TASK PROMPT:
Copy all of the material below exactly.

SUPPLIED MATERIAL:
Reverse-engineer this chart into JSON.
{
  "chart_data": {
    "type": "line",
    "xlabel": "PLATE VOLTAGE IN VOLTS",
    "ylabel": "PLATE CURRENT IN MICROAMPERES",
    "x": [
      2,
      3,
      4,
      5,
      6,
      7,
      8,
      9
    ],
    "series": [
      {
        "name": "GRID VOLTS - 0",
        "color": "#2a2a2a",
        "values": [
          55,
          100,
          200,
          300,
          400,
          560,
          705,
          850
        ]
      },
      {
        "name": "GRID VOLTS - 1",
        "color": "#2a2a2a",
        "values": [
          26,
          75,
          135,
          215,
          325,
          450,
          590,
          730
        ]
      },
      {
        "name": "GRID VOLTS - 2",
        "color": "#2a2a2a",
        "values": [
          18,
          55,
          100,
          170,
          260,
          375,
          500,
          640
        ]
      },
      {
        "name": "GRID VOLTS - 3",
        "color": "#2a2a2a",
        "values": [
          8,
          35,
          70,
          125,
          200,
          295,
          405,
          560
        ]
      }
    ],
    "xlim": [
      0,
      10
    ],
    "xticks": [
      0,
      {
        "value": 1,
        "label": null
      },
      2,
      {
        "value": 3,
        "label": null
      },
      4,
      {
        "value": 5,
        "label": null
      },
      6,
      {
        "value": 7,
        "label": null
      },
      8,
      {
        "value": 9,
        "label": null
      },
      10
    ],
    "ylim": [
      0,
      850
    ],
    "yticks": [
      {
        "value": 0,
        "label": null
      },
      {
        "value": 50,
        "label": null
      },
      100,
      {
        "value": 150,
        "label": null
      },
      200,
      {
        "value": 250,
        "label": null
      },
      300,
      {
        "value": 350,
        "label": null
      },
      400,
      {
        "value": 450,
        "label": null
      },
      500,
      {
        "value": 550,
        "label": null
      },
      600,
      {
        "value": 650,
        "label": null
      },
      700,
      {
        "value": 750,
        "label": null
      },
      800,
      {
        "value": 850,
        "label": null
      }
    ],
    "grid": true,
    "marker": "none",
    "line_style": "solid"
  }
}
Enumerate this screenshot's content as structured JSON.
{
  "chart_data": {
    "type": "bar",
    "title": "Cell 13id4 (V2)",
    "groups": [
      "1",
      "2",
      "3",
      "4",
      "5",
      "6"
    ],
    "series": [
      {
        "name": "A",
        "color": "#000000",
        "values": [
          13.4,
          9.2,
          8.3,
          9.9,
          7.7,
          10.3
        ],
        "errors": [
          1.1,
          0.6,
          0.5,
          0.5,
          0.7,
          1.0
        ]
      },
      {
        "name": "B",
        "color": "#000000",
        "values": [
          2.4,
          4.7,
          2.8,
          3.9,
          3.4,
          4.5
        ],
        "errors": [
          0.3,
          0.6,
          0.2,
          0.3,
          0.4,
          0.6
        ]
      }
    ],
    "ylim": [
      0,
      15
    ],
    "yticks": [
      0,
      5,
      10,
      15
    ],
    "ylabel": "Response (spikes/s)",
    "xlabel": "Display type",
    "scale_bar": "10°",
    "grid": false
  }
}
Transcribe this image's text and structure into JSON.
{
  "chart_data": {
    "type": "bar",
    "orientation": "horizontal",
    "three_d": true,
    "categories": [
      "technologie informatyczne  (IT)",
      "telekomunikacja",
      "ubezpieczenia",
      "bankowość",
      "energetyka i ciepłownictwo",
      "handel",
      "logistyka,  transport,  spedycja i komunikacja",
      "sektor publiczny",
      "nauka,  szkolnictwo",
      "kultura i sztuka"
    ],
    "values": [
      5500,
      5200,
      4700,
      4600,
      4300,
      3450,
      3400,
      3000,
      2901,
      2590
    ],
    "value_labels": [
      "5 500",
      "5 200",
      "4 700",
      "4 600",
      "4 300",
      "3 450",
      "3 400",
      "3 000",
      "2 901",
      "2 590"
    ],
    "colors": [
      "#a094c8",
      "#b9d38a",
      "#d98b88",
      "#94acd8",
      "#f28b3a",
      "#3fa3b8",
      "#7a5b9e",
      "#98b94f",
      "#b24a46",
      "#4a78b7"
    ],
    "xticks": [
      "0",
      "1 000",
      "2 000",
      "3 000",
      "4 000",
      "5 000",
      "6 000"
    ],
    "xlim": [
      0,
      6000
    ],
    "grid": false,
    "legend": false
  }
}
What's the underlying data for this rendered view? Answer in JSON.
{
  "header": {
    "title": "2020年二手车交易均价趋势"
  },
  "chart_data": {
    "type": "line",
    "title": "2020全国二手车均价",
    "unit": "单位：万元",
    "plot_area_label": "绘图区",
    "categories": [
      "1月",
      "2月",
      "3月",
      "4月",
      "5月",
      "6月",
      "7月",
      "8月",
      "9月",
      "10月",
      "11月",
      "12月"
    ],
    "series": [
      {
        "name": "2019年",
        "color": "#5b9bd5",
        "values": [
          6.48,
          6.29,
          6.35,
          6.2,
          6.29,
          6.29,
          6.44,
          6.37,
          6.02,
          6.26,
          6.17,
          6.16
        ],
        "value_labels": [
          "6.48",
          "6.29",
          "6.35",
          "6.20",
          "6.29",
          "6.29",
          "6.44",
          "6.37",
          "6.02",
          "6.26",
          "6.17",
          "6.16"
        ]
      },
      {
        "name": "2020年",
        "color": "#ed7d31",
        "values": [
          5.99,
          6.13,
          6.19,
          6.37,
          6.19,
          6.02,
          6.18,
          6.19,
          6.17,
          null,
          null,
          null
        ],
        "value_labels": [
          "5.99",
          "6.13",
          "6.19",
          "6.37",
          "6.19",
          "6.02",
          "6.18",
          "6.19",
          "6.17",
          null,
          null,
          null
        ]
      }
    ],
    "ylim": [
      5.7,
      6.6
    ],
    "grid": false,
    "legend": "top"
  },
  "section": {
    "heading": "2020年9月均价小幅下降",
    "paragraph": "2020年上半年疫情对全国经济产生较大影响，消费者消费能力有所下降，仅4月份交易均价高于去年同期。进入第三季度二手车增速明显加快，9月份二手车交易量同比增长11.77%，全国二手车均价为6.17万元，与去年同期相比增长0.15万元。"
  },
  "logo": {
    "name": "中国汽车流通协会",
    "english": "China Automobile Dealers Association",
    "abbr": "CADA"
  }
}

WORKED SOLUTION:
Reverse-engineer this chart into JSON.
{
  "chart_data": {
    "type": "line",
    "xlabel": "PLATE VOLTAGE IN VOLTS",
    "ylabel": "PLATE CURRENT IN MICROAMPERES",
    "x": [
      2,
      3,
      4,
      5,
      6,
      7,
      8,
      9
    ],
    "series": [
      {
        "name": "GRID VOLTS - 0",
        "color": "#2a2a2a",
        "values": [
          55,
          100,
          200,
          300,
          400,
          560,
          705,
          850
        ]
      },
      {
        "name": "GRID VOLTS - 1",
        "color": "#2a2a2a",
        "values": [
          26,
          75,
          135,
          215,
          325,
          450,
          590,
          730
        ]
      },
      {
        "name": "GRID VOLTS - 2",
        "color": "#2a2a2a",
        "values": [
          18,
          55,
          100,
          170,
          260,
          375,
          500,
          640
        ]
      },
      {
        "name": "GRID VOLTS - 3",
        "color": "#2a2a2a",
        "values": [
          8,
          35,
          70,
          125,
          200,
          295,
          405,
          560
        ]
      }
    ],
    "xlim": [
      0,
      10
    ],
    "xticks": [
      0,
      {
        "value": 1,
        "label": null
      },
      2,
      {
        "value": 3,
        "label": null
      },
      4,
      {
        "value": 5,
        "label": null
      },
      6,
      {
        "value": 7,
        "label": null
      },
      8,
      {
        "value": 9,
        "label": null
      },
      10
    ],
    "ylim": [
      0,
      850
    ],
    "yticks": [
      {
        "value": 0,
        "label": null
      },
      {
        "value": 50,
        "label": null
      },
      100,
      {
        "value": 150,
        "label": null
      },
      200,
      {
        "value": 250,
        "label": null
      },
      300,
      {
        "value": 350,
        "label": null
      },
      400,
      {
        "value": 450,
        "label": null
      },
      500,
      {
        "value": 550,
        "label": null
      },
      600,
      {
        "value": 650,
        "label": null
      },
      700,
      {
        "value": 750,
        "label": null
      },
      800,
      {
        "value": 850,
        "label": null
      }
    ],
    "grid": true,
    "marker": "none",
    "line_style": "solid"
  }
}
Enumerate this screenshot's content as structured JSON.
{
  "chart_data": {
    "type": "bar",
    "title": "Cell 13id4 (V2)",
    "groups": [
      "1",
      "2",
      "3",
      "4",
      "5",
      "6"
    ],
    "series": [
      {
        "name": "A",
        "color": "#000000",
        "values": [
          13.4,
          9.2,
          8.3,
          9.9,
          7.7,
          10.3
        ],
        "errors": [
          1.1,
          0.6,
          0.5,
          0.5,
          0.7,
          1.0
        ]
      },
      {
        "name": "B",
        "color": "#000000",
        "values": [
          2.4,
          4.7,
          2.8,
          3.9,
          3.4,
          4.5
        ],
        "errors": [
          0.3,
          0.6,
          0.2,
          0.3,
          0.4,
          0.6
        ]
      }
    ],
    "ylim": [
      0,
      15
    ],
    "yticks": [
      0,
      5,
      10,
      15
    ],
    "ylabel": "Response (spikes/s)",
    "xlabel": "Display type",
    "scale_bar": "10°",
    "grid": false
  }
}
Transcribe this image's text and structure into JSON.
{
  "chart_data": {
    "type": "bar",
    "orientation": "horizontal",
    "three_d": true,
    "categories": [
      "technologie informatyczne  (IT)",
      "telekomunikacja",
      "ubezpieczenia",
      "bankowość",
      "energetyka i ciepłownictwo",
      "handel",
      "logistyka,  transport,  spedycja i komunikacja",
      "sektor publiczny",
      "nauka,  szkolnictwo",
      "kultura i sztuka"
    ],
    "values": [
      5500,
      5200,
      4700,
      4600,
      4300,
      3450,
      3400,
      3000,
      2901,
      2590
    ],
    "value_labels": [
      "5 500",
      "5 200",
      "4 700",
      "4 600",
      "4 300",
      "3 450",
      "3 400",
      "3 000",
      "2 901",
      "2 590"
    ],
    "colors": [
      "#a094c8",
      "#b9d38a",
      "#d98b88",
      "#94acd8",
      "#f28b3a",
      "#3fa3b8",
      "#7a5b9e",
      "#98b94f",
      "#b24a46",
      "#4a78b7"
    ],
    "xticks": [
      "0",
      "1 000",
      "2 000",
      "3 000",
      "4 000",
      "5 000",
      "6 000"
    ],
    "xlim": [
      0,
      6000
    ],
    "grid": false,
    "legend": false
  }
}
What's the underlying data for this rendered view? Answer in JSON.
{
  "header": {
    "title": "2020年二手车交易均价趋势"
  },
  "chart_data": {
    "type": "line",
    "title": "2020全国二手车均价",
    "unit": "单位：万元",
    "plot_area_label": "绘图区",
    "categories": [
      "1月",
      "2月",
      "3月",
      "4月",
      "5月",
      "6月",
      "7月",
      "8月",
      "9月",
      "10月",
      "11月",
      "12月"
    ],
    "series": [
      {
        "name": "2019年",
        "color": "#5b9bd5",
        "values": [
          6.48,
          6.29,
          6.35,
          6.2,
          6.29,
          6.29,
          6.44,
          6.37,
          6.02,
          6.26,
          6.17,
          6.16
        ],
        "value_labels": [
          "6.48",
          "6.29",
          "6.35",
          "6.20",
          "6.29",
          "6.29",
          "6.44",
          "6.37",
          "6.02",
          "6.26",
          "6.17",
          "6.16"
        ]
      },
      {
        "name": "2020年",
        "color": "#ed7d31",
        "values": [
          5.99,
          6.13,
          6.19,
          6.37,
          6.19,
          6.02,
          6.18,
          6.19,
          6.17,
          null,
          null,
          null
        ],
        "value_labels": [
          "5.99",
          "6.13",
          "6.19",
          "6.37",
          "6.19",
          "6.02",
          "6.18",
          "6.19",
          "6.17",
          null,
          null,
          null
        ]
      }
    ],
    "ylim": [
      5.7,
      6.6
    ],
    "grid": false,
    "legend": "top"
  },
  "section": {
    "heading": "2020年9月均价小幅下降",
    "paragraph": "2020年上半年疫情对全国经济产生较大影响，消费者消费能力有所下降，仅4月份交易均价高于去年同期。进入第三季度二手车增速明显加快，9月份二手车交易量同比增长11.77%，全国二手车均价为6.17万元，与去年同期相比增长0.15万元。"
  },
  "logo": {
    "name": "中国汽车流通协会",
    "english": "China Automobile Dealers Association",
    "abbr": "CADA"
  }
}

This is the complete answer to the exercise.